= AVAILABLE RECORDS =

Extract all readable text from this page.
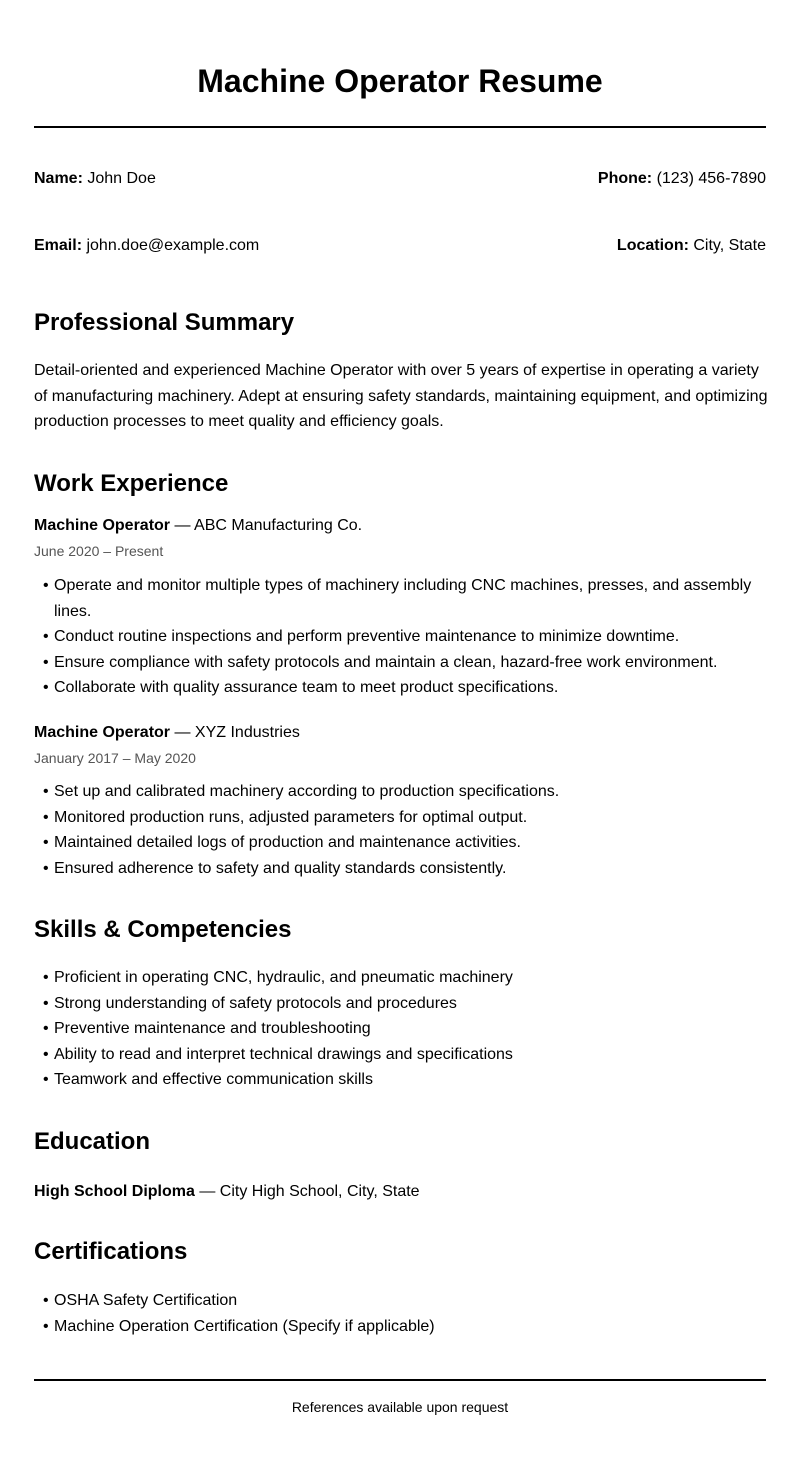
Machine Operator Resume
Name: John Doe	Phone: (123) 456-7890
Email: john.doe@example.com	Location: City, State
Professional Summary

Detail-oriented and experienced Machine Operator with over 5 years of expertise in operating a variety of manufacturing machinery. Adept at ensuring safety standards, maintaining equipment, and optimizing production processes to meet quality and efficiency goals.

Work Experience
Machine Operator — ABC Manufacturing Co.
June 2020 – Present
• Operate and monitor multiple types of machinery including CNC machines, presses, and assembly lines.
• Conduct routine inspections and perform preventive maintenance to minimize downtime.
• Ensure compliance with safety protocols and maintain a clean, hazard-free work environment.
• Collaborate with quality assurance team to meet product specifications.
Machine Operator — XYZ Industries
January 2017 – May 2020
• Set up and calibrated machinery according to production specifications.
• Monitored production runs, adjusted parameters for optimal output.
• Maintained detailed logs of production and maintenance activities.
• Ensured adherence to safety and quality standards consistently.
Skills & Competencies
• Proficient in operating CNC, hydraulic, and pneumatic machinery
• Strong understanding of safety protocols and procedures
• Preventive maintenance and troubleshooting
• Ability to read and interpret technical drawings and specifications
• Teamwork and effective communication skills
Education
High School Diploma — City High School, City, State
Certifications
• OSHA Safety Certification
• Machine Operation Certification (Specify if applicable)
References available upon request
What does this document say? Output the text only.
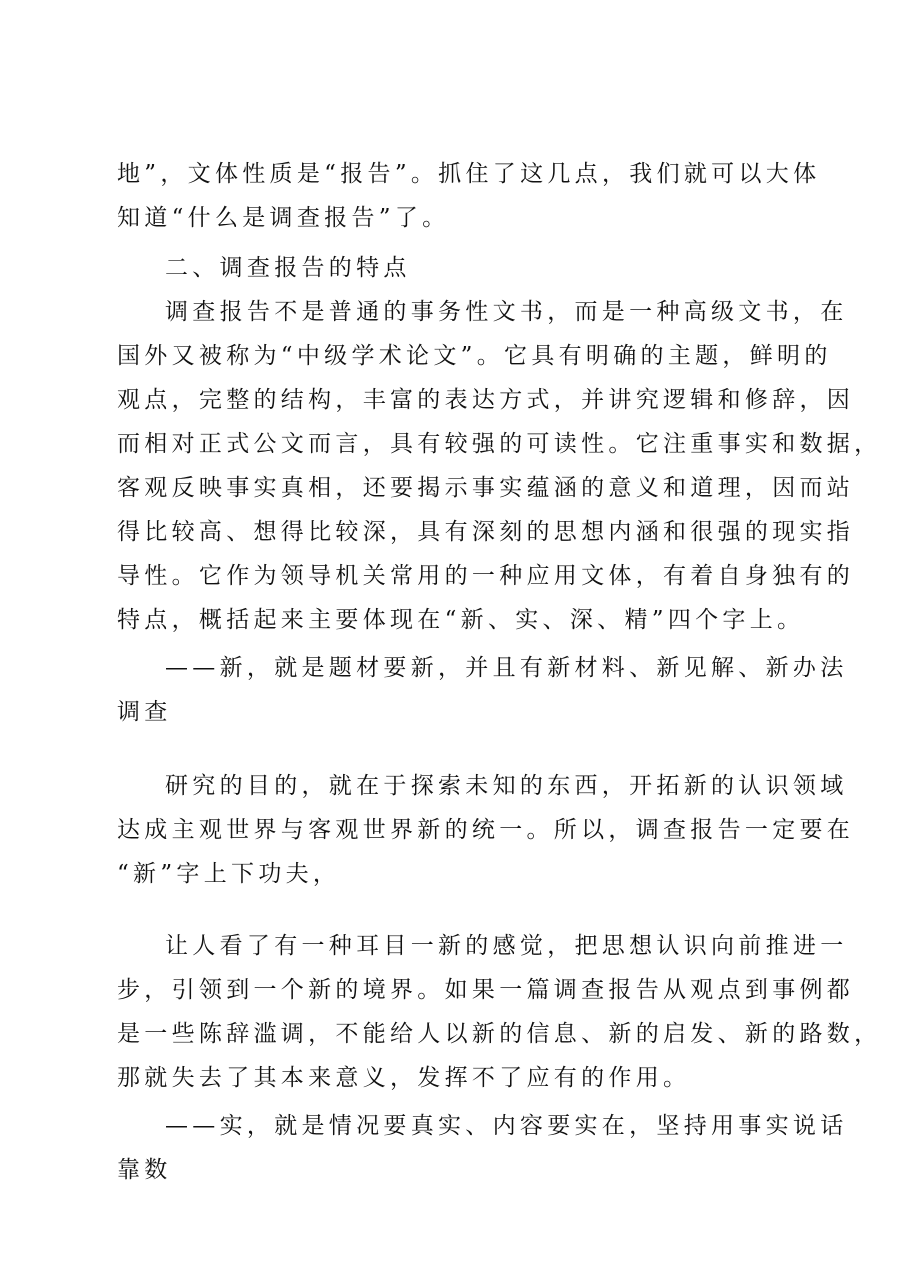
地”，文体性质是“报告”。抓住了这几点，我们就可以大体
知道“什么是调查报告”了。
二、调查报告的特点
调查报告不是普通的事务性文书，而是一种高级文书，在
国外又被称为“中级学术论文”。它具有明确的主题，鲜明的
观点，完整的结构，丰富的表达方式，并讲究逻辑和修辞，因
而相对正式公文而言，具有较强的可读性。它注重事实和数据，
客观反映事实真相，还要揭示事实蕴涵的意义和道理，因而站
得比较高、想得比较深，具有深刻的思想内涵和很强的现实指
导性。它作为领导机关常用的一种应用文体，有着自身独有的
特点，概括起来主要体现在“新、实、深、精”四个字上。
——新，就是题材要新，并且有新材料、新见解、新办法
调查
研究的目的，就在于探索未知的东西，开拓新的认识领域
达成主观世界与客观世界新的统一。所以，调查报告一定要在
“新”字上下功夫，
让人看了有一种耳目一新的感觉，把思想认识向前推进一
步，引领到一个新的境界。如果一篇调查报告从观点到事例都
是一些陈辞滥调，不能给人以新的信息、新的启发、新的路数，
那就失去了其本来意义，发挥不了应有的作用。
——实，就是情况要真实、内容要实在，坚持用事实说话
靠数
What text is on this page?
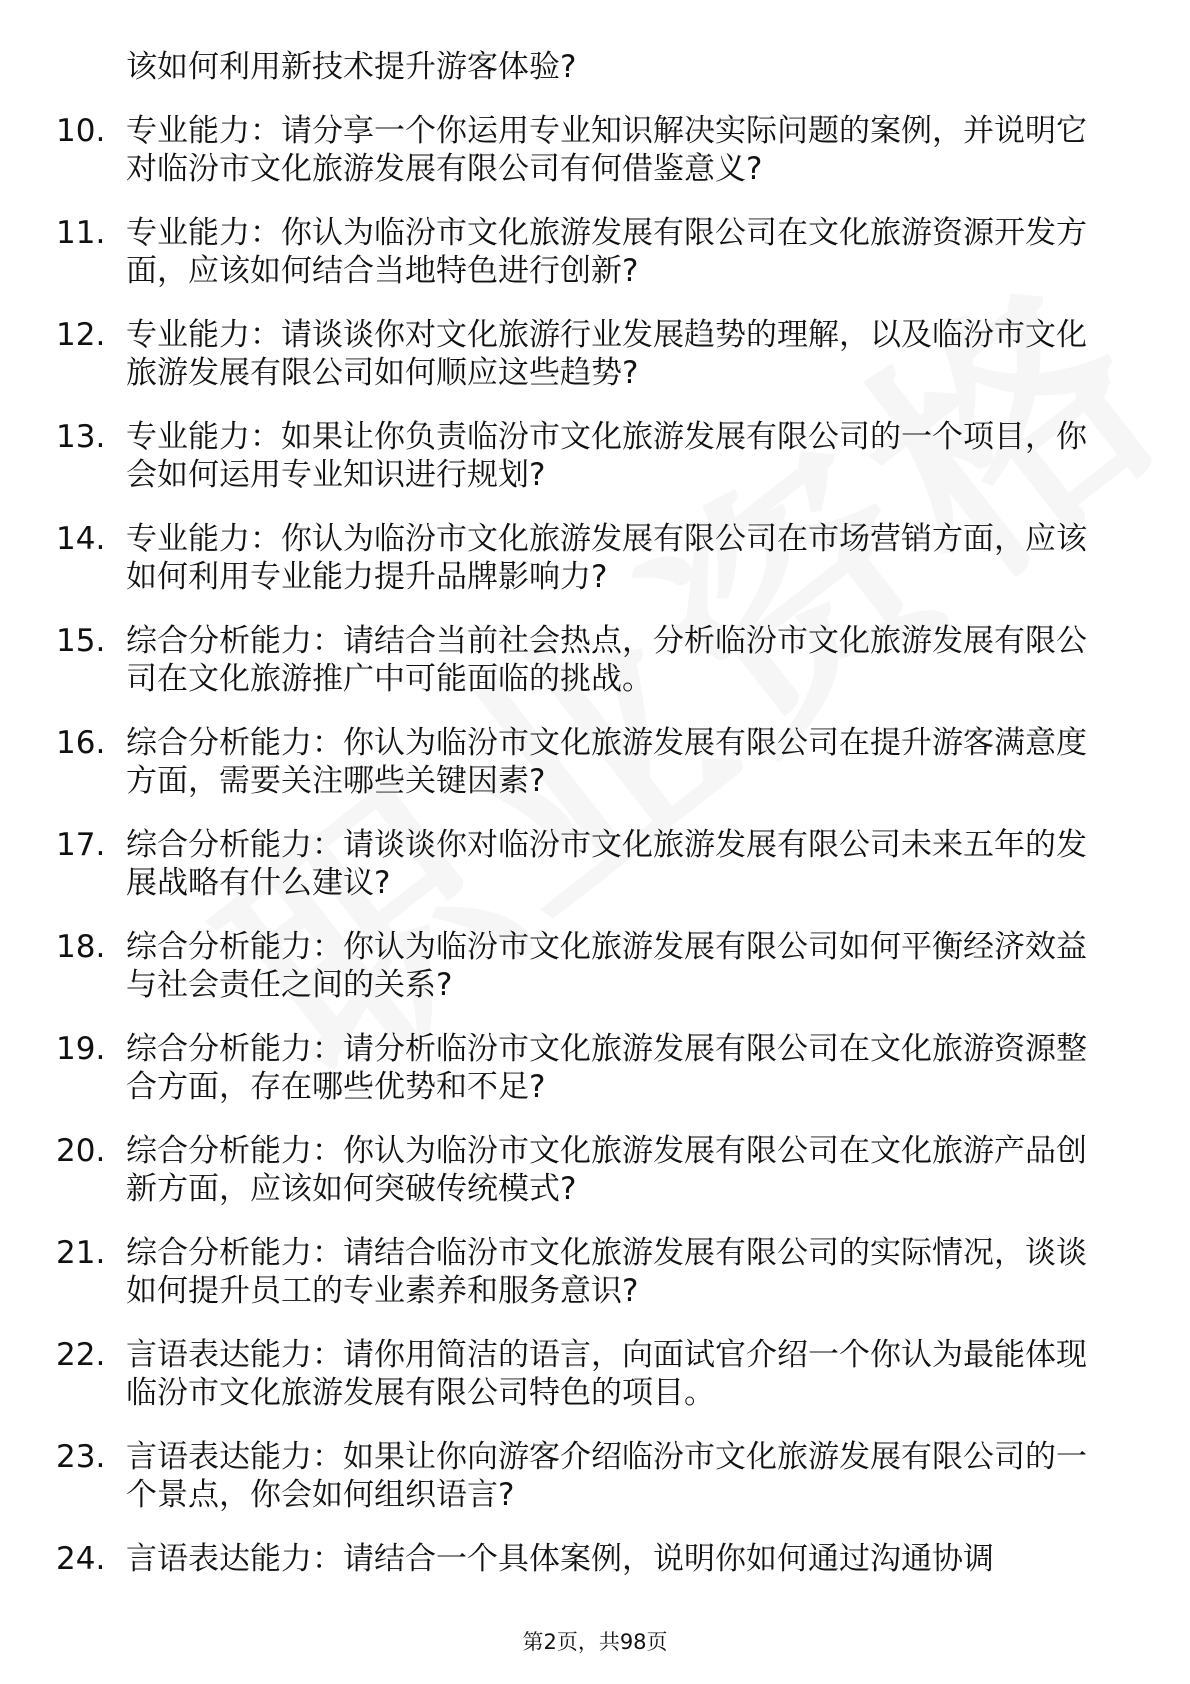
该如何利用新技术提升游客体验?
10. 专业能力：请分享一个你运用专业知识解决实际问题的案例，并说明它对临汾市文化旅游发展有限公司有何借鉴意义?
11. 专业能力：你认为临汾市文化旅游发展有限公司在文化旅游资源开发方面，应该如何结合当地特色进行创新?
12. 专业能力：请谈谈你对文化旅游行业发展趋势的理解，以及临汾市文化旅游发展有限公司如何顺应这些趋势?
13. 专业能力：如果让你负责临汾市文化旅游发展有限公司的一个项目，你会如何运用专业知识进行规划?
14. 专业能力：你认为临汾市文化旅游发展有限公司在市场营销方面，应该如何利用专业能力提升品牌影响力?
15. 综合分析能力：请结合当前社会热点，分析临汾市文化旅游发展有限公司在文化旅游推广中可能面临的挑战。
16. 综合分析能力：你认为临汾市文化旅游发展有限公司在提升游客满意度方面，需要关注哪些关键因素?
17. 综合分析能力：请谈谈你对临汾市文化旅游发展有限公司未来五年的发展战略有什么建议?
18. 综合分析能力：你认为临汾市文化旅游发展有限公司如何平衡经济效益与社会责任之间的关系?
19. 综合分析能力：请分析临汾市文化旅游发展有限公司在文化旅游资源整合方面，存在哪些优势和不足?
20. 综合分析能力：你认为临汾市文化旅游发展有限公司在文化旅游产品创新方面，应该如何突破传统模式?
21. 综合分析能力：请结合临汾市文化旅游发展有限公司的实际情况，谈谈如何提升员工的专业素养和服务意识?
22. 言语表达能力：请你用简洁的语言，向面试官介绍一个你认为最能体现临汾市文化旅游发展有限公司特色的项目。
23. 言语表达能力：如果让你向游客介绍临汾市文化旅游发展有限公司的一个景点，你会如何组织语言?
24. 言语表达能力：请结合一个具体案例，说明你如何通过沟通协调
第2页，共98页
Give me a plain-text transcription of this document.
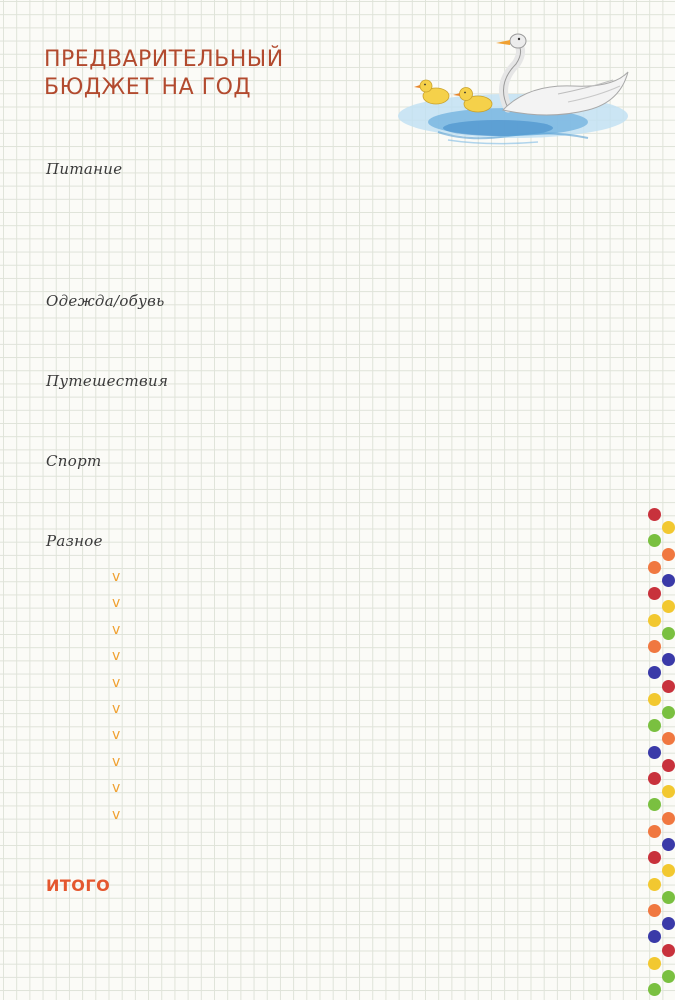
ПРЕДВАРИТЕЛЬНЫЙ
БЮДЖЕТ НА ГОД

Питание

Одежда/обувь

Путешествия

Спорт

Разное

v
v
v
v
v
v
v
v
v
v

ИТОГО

= WHAT TO PRODUCE =
Go through the records. Copy each line where "machinery" appears.

= SOLUTION TO THE EXERCISE =
Detail-oriented and experienced Machine Operator with over 5 years of expertise in operating a variety of manufacturing machinery. Adept at ensuring safety standards, maintaining equipment, and optimizing production processes to meet quality and efficiency goals.
• Operate and monitor multiple types of machinery including CNC machines, presses, and assembly lines.
• Set up and calibrated machinery according to production specifications.
• Proficient in operating CNC, hydraulic, and pneumatic machinery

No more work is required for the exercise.